-- BEGIN Source data --

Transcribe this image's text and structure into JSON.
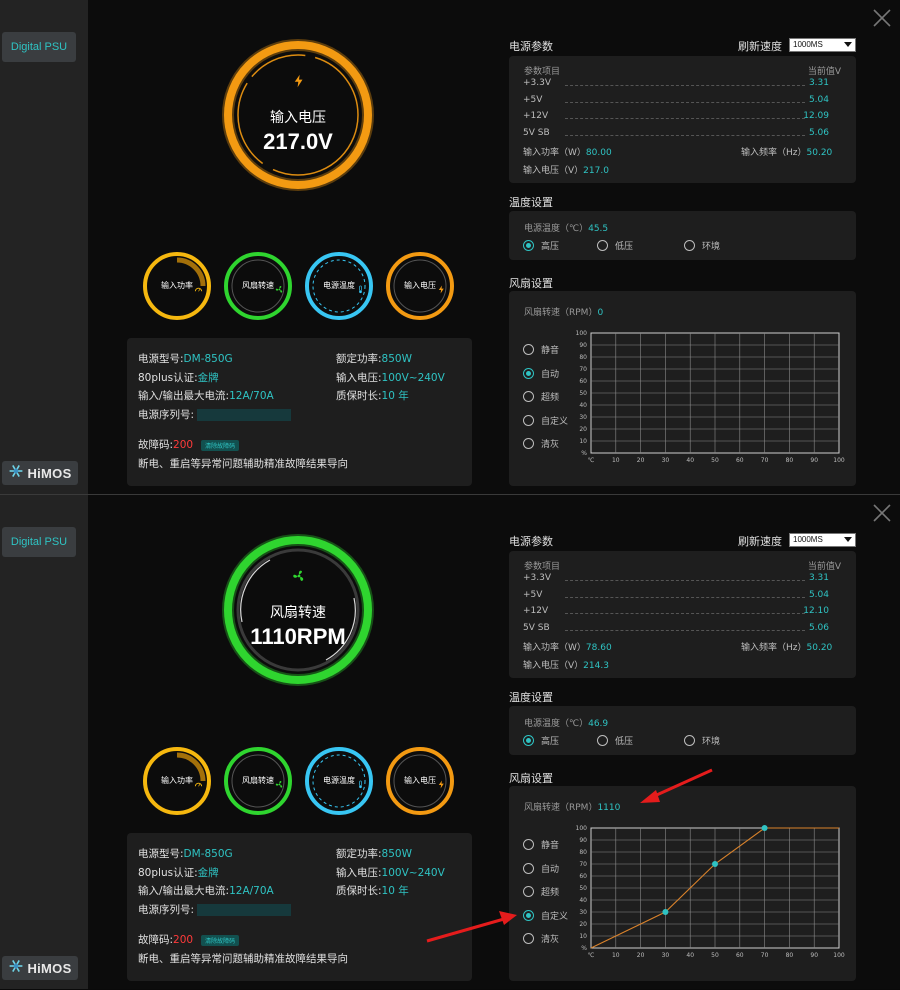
{
  "app": {
    "sidebar_tab": "Digital PSU",
    "brand": "HiMOS",
    "accent": "#2fc3c3"
  },
  "panes": [
    {
      "main_gauge": {
        "title": "输入电压",
        "value": "217.0V",
        "icon": "lightning-icon",
        "color": "#f39a12"
      },
      "mini_gauges": [
        {
          "label": "输入功率",
          "icon": "gauge-icon",
          "color": "#f6b80f"
        },
        {
          "label": "风扇转速",
          "icon": "fan-icon",
          "color": "#2fd52f"
        },
        {
          "label": "电源温度",
          "icon": "thermometer-icon",
          "color": "#38c6f3"
        },
        {
          "label": "输入电压",
          "icon": "lightning-icon",
          "color": "#f39a12"
        }
      ],
      "info": {
        "model_label": "电源型号:",
        "model": "DM-850G",
        "rated_label": "额定功率:",
        "rated": "850W",
        "cert_label": "80plus认证:",
        "cert": "金牌",
        "vin_label": "输入电压:",
        "vin": "100V~240V",
        "current_label": "输入/输出最大电流:",
        "current": "12A/70A",
        "warranty_label": "质保时长:",
        "warranty": "10 年",
        "serial_label": "电源序列号:",
        "fault_label": "故障码:",
        "fault": "200",
        "clear_label": "清除故障码",
        "note": "断电、重启等异常问题辅助精准故障结果导向"
      },
      "params": {
        "title": "电源参数",
        "rate_label": "刷新速度",
        "rate_value": "1000MS",
        "col_item": "参数项目",
        "col_value": "当前值V",
        "rows": [
          {
            "label": "+3.3V",
            "value": "3.31"
          },
          {
            "label": "+5V",
            "value": "5.04"
          },
          {
            "label": "+12V",
            "value": "12.09"
          },
          {
            "label": "5V SB",
            "value": "5.06"
          }
        ],
        "power_label": "输入功率（W）",
        "power": "80.00",
        "freq_label": "输入频率（Hz）",
        "freq": "50.20",
        "voltage_label": "输入电压（V）",
        "voltage": "217.0"
      },
      "temp": {
        "title": "温度设置",
        "label": "电源温度（℃）",
        "value": "45.5",
        "options": [
          "高压",
          "低压",
          "环境"
        ],
        "selected": 0
      },
      "fan": {
        "title": "风扇设置",
        "speed_label": "风扇转速（RPM）",
        "speed": "0",
        "modes": [
          "静音",
          "自动",
          "超频",
          "自定义",
          "清灰"
        ],
        "selected": 1
      },
      "chart_data": {
        "type": "line",
        "x_ticks": [
          "℃",
          "10",
          "20",
          "30",
          "40",
          "50",
          "60",
          "70",
          "80",
          "90",
          "100"
        ],
        "y_ticks": [
          "%",
          "10",
          "20",
          "30",
          "40",
          "50",
          "60",
          "70",
          "80",
          "90",
          "100"
        ],
        "xlim": [
          0,
          100
        ],
        "ylim": [
          0,
          100
        ],
        "grid": true,
        "series": []
      }
    },
    {
      "main_gauge": {
        "title": "风扇转速",
        "value": "1110RPM",
        "icon": "fan-icon",
        "color": "#2fd52f"
      },
      "mini_gauges": [
        {
          "label": "输入功率",
          "icon": "gauge-icon",
          "color": "#f6b80f"
        },
        {
          "label": "风扇转速",
          "icon": "fan-icon",
          "color": "#2fd52f"
        },
        {
          "label": "电源温度",
          "icon": "thermometer-icon",
          "color": "#38c6f3"
        },
        {
          "label": "输入电压",
          "icon": "lightning-icon",
          "color": "#f39a12"
        }
      ],
      "info": {
        "model_label": "电源型号:",
        "model": "DM-850G",
        "rated_label": "额定功率:",
        "rated": "850W",
        "cert_label": "80plus认证:",
        "cert": "金牌",
        "vin_label": "输入电压:",
        "vin": "100V~240V",
        "current_label": "输入/输出最大电流:",
        "current": "12A/70A",
        "warranty_label": "质保时长:",
        "warranty": "10 年",
        "serial_label": "电源序列号:",
        "fault_label": "故障码:",
        "fault": "200",
        "clear_label": "清除故障码",
        "note": "断电、重启等异常问题辅助精准故障结果导向"
      },
      "params": {
        "title": "电源参数",
        "rate_label": "刷新速度",
        "rate_value": "1000MS",
        "col_item": "参数项目",
        "col_value": "当前值V",
        "rows": [
          {
            "label": "+3.3V",
            "value": "3.31"
          },
          {
            "label": "+5V",
            "value": "5.04"
          },
          {
            "label": "+12V",
            "value": "12.10"
          },
          {
            "label": "5V SB",
            "value": "5.06"
          }
        ],
        "power_label": "输入功率（W）",
        "power": "78.60",
        "freq_label": "输入频率（Hz）",
        "freq": "50.20",
        "voltage_label": "输入电压（V）",
        "voltage": "214.3"
      },
      "temp": {
        "title": "温度设置",
        "label": "电源温度（℃）",
        "value": "46.9",
        "options": [
          "高压",
          "低压",
          "环境"
        ],
        "selected": 0
      },
      "fan": {
        "title": "风扇设置",
        "speed_label": "风扇转速（RPM）",
        "speed": "1110",
        "modes": [
          "静音",
          "自动",
          "超频",
          "自定义",
          "清灰"
        ],
        "selected": 3
      },
      "chart_data": {
        "type": "line",
        "x_ticks": [
          "℃",
          "10",
          "20",
          "30",
          "40",
          "50",
          "60",
          "70",
          "80",
          "90",
          "100"
        ],
        "y_ticks": [
          "%",
          "10",
          "20",
          "30",
          "40",
          "50",
          "60",
          "70",
          "80",
          "90",
          "100"
        ],
        "xlim": [
          0,
          100
        ],
        "ylim": [
          0,
          100
        ],
        "grid": true,
        "series": [
          {
            "x": [
              0,
              30,
              50,
              70,
              100
            ],
            "y": [
              0,
              30,
              70,
              100,
              100
            ],
            "markers_at": [
              30,
              50,
              70
            ],
            "color": "#d9822b"
          }
        ]
      }
    }
  ]
}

-- END Source data --

▸ **What the exercise asks**: Keep the pictures out and write out the records exactly.

▸ **The solution**:
Transcribe this image's text and structure into JSON.
{
  "app": {
    "sidebar_tab": "Digital PSU",
    "brand": "HiMOS",
    "accent": "#2fc3c3"
  },
  "panes": [
    {
      "main_gauge": {
        "title": "输入电压",
        "value": "217.0V",
        "icon": "lightning-icon",
        "color": "#f39a12"
      },
      "mini_gauges": [
        {
          "label": "输入功率",
          "icon": "gauge-icon",
          "color": "#f6b80f"
        },
        {
          "label": "风扇转速",
          "icon": "fan-icon",
          "color": "#2fd52f"
        },
        {
          "label": "电源温度",
          "icon": "thermometer-icon",
          "color": "#38c6f3"
        },
        {
          "label": "输入电压",
          "icon": "lightning-icon",
          "color": "#f39a12"
        }
      ],
      "info": {
        "model_label": "电源型号:",
        "model": "DM-850G",
        "rated_label": "额定功率:",
        "rated": "850W",
        "cert_label": "80plus认证:",
        "cert": "金牌",
        "vin_label": "输入电压:",
        "vin": "100V~240V",
        "current_label": "输入/输出最大电流:",
        "current": "12A/70A",
        "warranty_label": "质保时长:",
        "warranty": "10 年",
        "serial_label": "电源序列号:",
        "fault_label": "故障码:",
        "fault": "200",
        "clear_label": "清除故障码",
        "note": "断电、重启等异常问题辅助精准故障结果导向"
      },
      "params": {
        "title": "电源参数",
        "rate_label": "刷新速度",
        "rate_value": "1000MS",
        "col_item": "参数项目",
        "col_value": "当前值V",
        "rows": [
          {
            "label": "+3.3V",
            "value": "3.31"
          },
          {
            "label": "+5V",
            "value": "5.04"
          },
          {
            "label": "+12V",
            "value": "12.09"
          },
          {
            "label": "5V SB",
            "value": "5.06"
          }
        ],
        "power_label": "输入功率（W）",
        "power": "80.00",
        "freq_label": "输入频率（Hz）",
        "freq": "50.20",
        "voltage_label": "输入电压（V）",
        "voltage": "217.0"
      },
      "temp": {
        "title": "温度设置",
        "label": "电源温度（℃）",
        "value": "45.5",
        "options": [
          "高压",
          "低压",
          "环境"
        ],
        "selected": 0
      },
      "fan": {
        "title": "风扇设置",
        "speed_label": "风扇转速（RPM）",
        "speed": "0",
        "modes": [
          "静音",
          "自动",
          "超频",
          "自定义",
          "清灰"
        ],
        "selected": 1
      },
      "chart_data": {
        "type": "line",
        "x_ticks": [
          "℃",
          "10",
          "20",
          "30",
          "40",
          "50",
          "60",
          "70",
          "80",
          "90",
          "100"
        ],
        "y_ticks": [
          "%",
          "10",
          "20",
          "30",
          "40",
          "50",
          "60",
          "70",
          "80",
          "90",
          "100"
        ],
        "xlim": [
          0,
          100
        ],
        "ylim": [
          0,
          100
        ],
        "grid": true,
        "series": []
      }
    },
    {
      "main_gauge": {
        "title": "风扇转速",
        "value": "1110RPM",
        "icon": "fan-icon",
        "color": "#2fd52f"
      },
      "mini_gauges": [
        {
          "label": "输入功率",
          "icon": "gauge-icon",
          "color": "#f6b80f"
        },
        {
          "label": "风扇转速",
          "icon": "fan-icon",
          "color": "#2fd52f"
        },
        {
          "label": "电源温度",
          "icon": "thermometer-icon",
          "color": "#38c6f3"
        },
        {
          "label": "输入电压",
          "icon": "lightning-icon",
          "color": "#f39a12"
        }
      ],
      "info": {
        "model_label": "电源型号:",
        "model": "DM-850G",
        "rated_label": "额定功率:",
        "rated": "850W",
        "cert_label": "80plus认证:",
        "cert": "金牌",
        "vin_label": "输入电压:",
        "vin": "100V~240V",
        "current_label": "输入/输出最大电流:",
        "current": "12A/70A",
        "warranty_label": "质保时长:",
        "warranty": "10 年",
        "serial_label": "电源序列号:",
        "fault_label": "故障码:",
        "fault": "200",
        "clear_label": "清除故障码",
        "note": "断电、重启等异常问题辅助精准故障结果导向"
      },
      "params": {
        "title": "电源参数",
        "rate_label": "刷新速度",
        "rate_value": "1000MS",
        "col_item": "参数项目",
        "col_value": "当前值V",
        "rows": [
          {
            "label": "+3.3V",
            "value": "3.31"
          },
          {
            "label": "+5V",
            "value": "5.04"
          },
          {
            "label": "+12V",
            "value": "12.10"
          },
          {
            "label": "5V SB",
            "value": "5.06"
          }
        ],
        "power_label": "输入功率（W）",
        "power": "78.60",
        "freq_label": "输入频率（Hz）",
        "freq": "50.20",
        "voltage_label": "输入电压（V）",
        "voltage": "214.3"
      },
      "temp": {
        "title": "温度设置",
        "label": "电源温度（℃）",
        "value": "46.9",
        "options": [
          "高压",
          "低压",
          "环境"
        ],
        "selected": 0
      },
      "fan": {
        "title": "风扇设置",
        "speed_label": "风扇转速（RPM）",
        "speed": "1110",
        "modes": [
          "静音",
          "自动",
          "超频",
          "自定义",
          "清灰"
        ],
        "selected": 3
      },
      "chart_data": {
        "type": "line",
        "x_ticks": [
          "℃",
          "10",
          "20",
          "30",
          "40",
          "50",
          "60",
          "70",
          "80",
          "90",
          "100"
        ],
        "y_ticks": [
          "%",
          "10",
          "20",
          "30",
          "40",
          "50",
          "60",
          "70",
          "80",
          "90",
          "100"
        ],
        "xlim": [
          0,
          100
        ],
        "ylim": [
          0,
          100
        ],
        "grid": true,
        "series": [
          {
            "x": [
              0,
              30,
              50,
              70,
              100
            ],
            "y": [
              0,
              30,
              70,
              100,
              100
            ],
            "markers_at": [
              30,
              50,
              70
            ],
            "color": "#d9822b"
          }
        ]
      }
    }
  ]
}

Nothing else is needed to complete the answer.